→ TASK: Work out how many lines hold the string "JSON". The answer is a single number, nothing more.

→ DATA SUPPLIED:
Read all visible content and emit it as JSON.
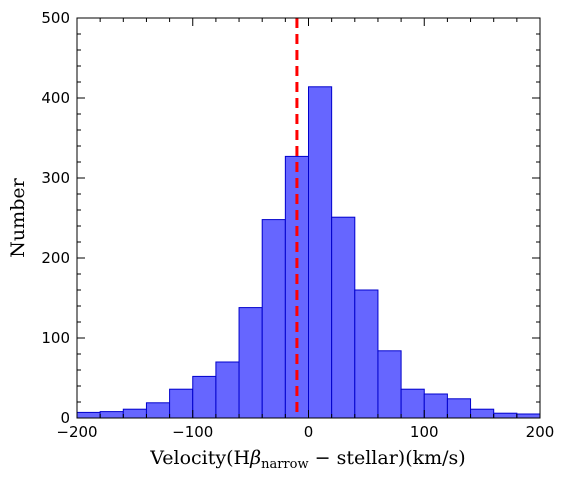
{
  "chart_data": {
    "type": "bar",
    "title": "",
    "xlabel_parts": {
      "prefix": "Velocity(H",
      "beta": "β",
      "sub": "narrow",
      "suffix": " − stellar)(km/s)"
    },
    "ylabel": "Number",
    "xlim": [
      -200,
      200
    ],
    "ylim": [
      0,
      500
    ],
    "x_ticks": [
      -200,
      -100,
      0,
      100,
      200
    ],
    "y_ticks": [
      0,
      100,
      200,
      300,
      400,
      500
    ],
    "x_tick_labels": [
      "−200",
      "−100",
      "0",
      "100",
      "200"
    ],
    "y_tick_labels": [
      "0",
      "100",
      "200",
      "300",
      "400",
      "500"
    ],
    "bin_edges": [
      -200,
      -180,
      -160,
      -140,
      -120,
      -100,
      -80,
      -60,
      -40,
      -20,
      0,
      20,
      40,
      60,
      80,
      100,
      120,
      140,
      160,
      180,
      200
    ],
    "values": [
      7,
      8,
      11,
      19,
      36,
      52,
      70,
      138,
      248,
      327,
      414,
      251,
      160,
      84,
      36,
      30,
      24,
      11,
      6,
      5
    ],
    "bar_fill": "#6666ff",
    "bar_edge": "#0000cc",
    "reference_line_x": -10,
    "reference_line_color": "#ff0000",
    "grid": false
  }
}
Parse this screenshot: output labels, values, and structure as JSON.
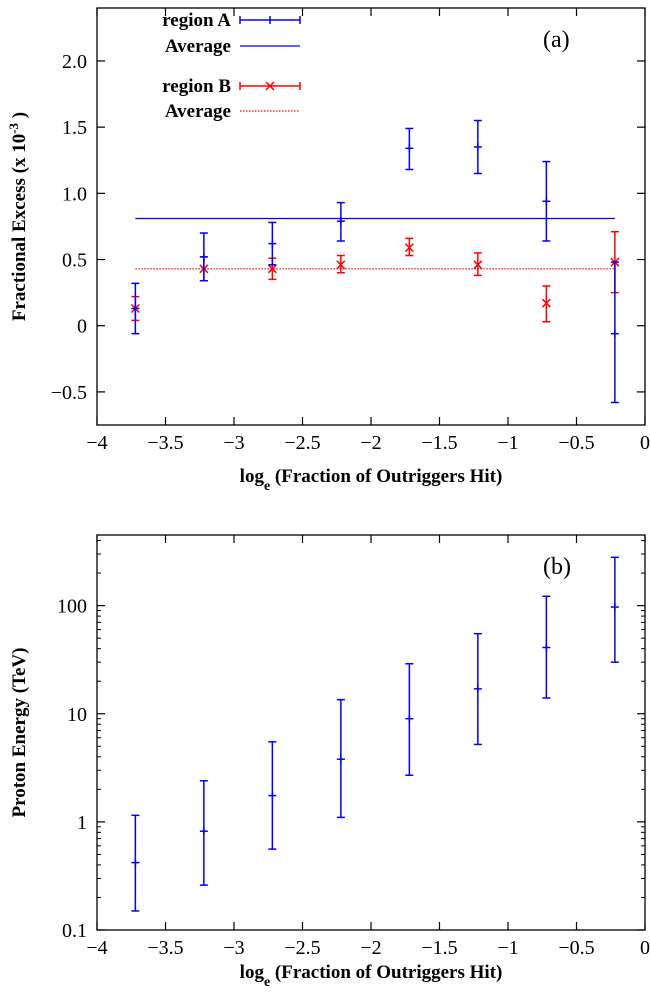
{
  "chart_data": [
    {
      "panel_label": "(a)",
      "type": "scatter",
      "error_bars": true,
      "xlabel": {
        "main": "log",
        "sub": "e",
        "rest": " (Fraction of Outriggers Hit)"
      },
      "ylabel": {
        "main": "Fractional Excess (x 10",
        "sup": "-3",
        "rest": " )"
      },
      "xlim": [
        -4,
        0
      ],
      "ylim": [
        -0.75,
        2.4
      ],
      "x_ticks": [
        -4,
        -3.5,
        -3,
        -2.5,
        -2,
        -1.5,
        -1,
        -0.5,
        0
      ],
      "x_tick_labels": [
        "−4",
        "−3.5",
        "−3",
        "−2.5",
        "−2",
        "−1.5",
        "−1",
        "−0.5",
        "0"
      ],
      "y_ticks": [
        -0.5,
        0,
        0.5,
        1.0,
        1.5,
        2.0
      ],
      "y_tick_labels": [
        "−0.5",
        "0",
        "0.5",
        "1.0",
        "1.5",
        "2.0"
      ],
      "grid": false,
      "legend_position": "top-left",
      "series": [
        {
          "name": "region  A",
          "color": "#0000ff",
          "marker": "plus",
          "points": [
            {
              "x": -3.72,
              "y": 0.13,
              "lo": -0.06,
              "hi": 0.32
            },
            {
              "x": -3.22,
              "y": 0.52,
              "lo": 0.34,
              "hi": 0.7
            },
            {
              "x": -2.72,
              "y": 0.62,
              "lo": 0.46,
              "hi": 0.78
            },
            {
              "x": -2.22,
              "y": 0.79,
              "lo": 0.64,
              "hi": 0.93
            },
            {
              "x": -1.72,
              "y": 1.34,
              "lo": 1.18,
              "hi": 1.49
            },
            {
              "x": -1.22,
              "y": 1.35,
              "lo": 1.15,
              "hi": 1.55
            },
            {
              "x": -0.72,
              "y": 0.94,
              "lo": 0.64,
              "hi": 1.24
            },
            {
              "x": -0.22,
              "y": -0.06,
              "lo": -0.58,
              "hi": 0.48
            }
          ]
        },
        {
          "name": "region  B",
          "color": "#ff0000",
          "marker": "cross",
          "points": [
            {
              "x": -3.72,
              "y": 0.13,
              "lo": 0.04,
              "hi": 0.22
            },
            {
              "x": -3.22,
              "y": 0.43,
              "lo": 0.34,
              "hi": 0.52
            },
            {
              "x": -2.72,
              "y": 0.43,
              "lo": 0.35,
              "hi": 0.51
            },
            {
              "x": -2.22,
              "y": 0.46,
              "lo": 0.4,
              "hi": 0.53
            },
            {
              "x": -1.72,
              "y": 0.59,
              "lo": 0.53,
              "hi": 0.66
            },
            {
              "x": -1.22,
              "y": 0.46,
              "lo": 0.38,
              "hi": 0.55
            },
            {
              "x": -0.72,
              "y": 0.17,
              "lo": 0.03,
              "hi": 0.3
            },
            {
              "x": -0.22,
              "y": 0.48,
              "lo": 0.25,
              "hi": 0.71
            }
          ]
        }
      ],
      "averages": [
        {
          "name": "Average",
          "color": "#0000ff",
          "style": "solid",
          "value": 0.81,
          "x_range": [
            -3.72,
            -0.22
          ]
        },
        {
          "name": "Average",
          "color": "#ff0000",
          "style": "dotted",
          "value": 0.43,
          "x_range": [
            -3.72,
            -0.22
          ]
        }
      ]
    },
    {
      "panel_label": "(b)",
      "type": "scatter",
      "error_bars": true,
      "y_scale": "log",
      "xlabel": {
        "main": "log",
        "sub": "e",
        "rest": "  (Fraction of Outriggers Hit)"
      },
      "ylabel": "Proton Energy (TeV)",
      "xlim": [
        -4,
        0
      ],
      "ylim": [
        0.1,
        450
      ],
      "x_ticks": [
        -4,
        -3.5,
        -3,
        -2.5,
        -2,
        -1.5,
        -1,
        -0.5,
        0
      ],
      "x_tick_labels": [
        "−4",
        "−3.5",
        "−3",
        "−2.5",
        "−2",
        "−1.5",
        "−1",
        "−0.5",
        "0"
      ],
      "y_ticks": [
        0.1,
        1,
        10,
        100
      ],
      "y_tick_labels": [
        "0.1",
        "1",
        "10",
        "100"
      ],
      "grid": false,
      "series": [
        {
          "color": "#0000ff",
          "marker": "plus",
          "points": [
            {
              "x": -3.72,
              "y": 0.42,
              "lo": 0.15,
              "hi": 1.15
            },
            {
              "x": -3.22,
              "y": 0.82,
              "lo": 0.26,
              "hi": 2.4
            },
            {
              "x": -2.72,
              "y": 1.75,
              "lo": 0.56,
              "hi": 5.5
            },
            {
              "x": -2.22,
              "y": 3.8,
              "lo": 1.1,
              "hi": 13.5
            },
            {
              "x": -1.72,
              "y": 9.0,
              "lo": 2.7,
              "hi": 29
            },
            {
              "x": -1.22,
              "y": 17,
              "lo": 5.2,
              "hi": 55
            },
            {
              "x": -0.72,
              "y": 41,
              "lo": 14,
              "hi": 122
            },
            {
              "x": -0.22,
              "y": 97,
              "lo": 30,
              "hi": 280
            }
          ]
        }
      ]
    }
  ]
}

→ WRITTEN ANSWER: 2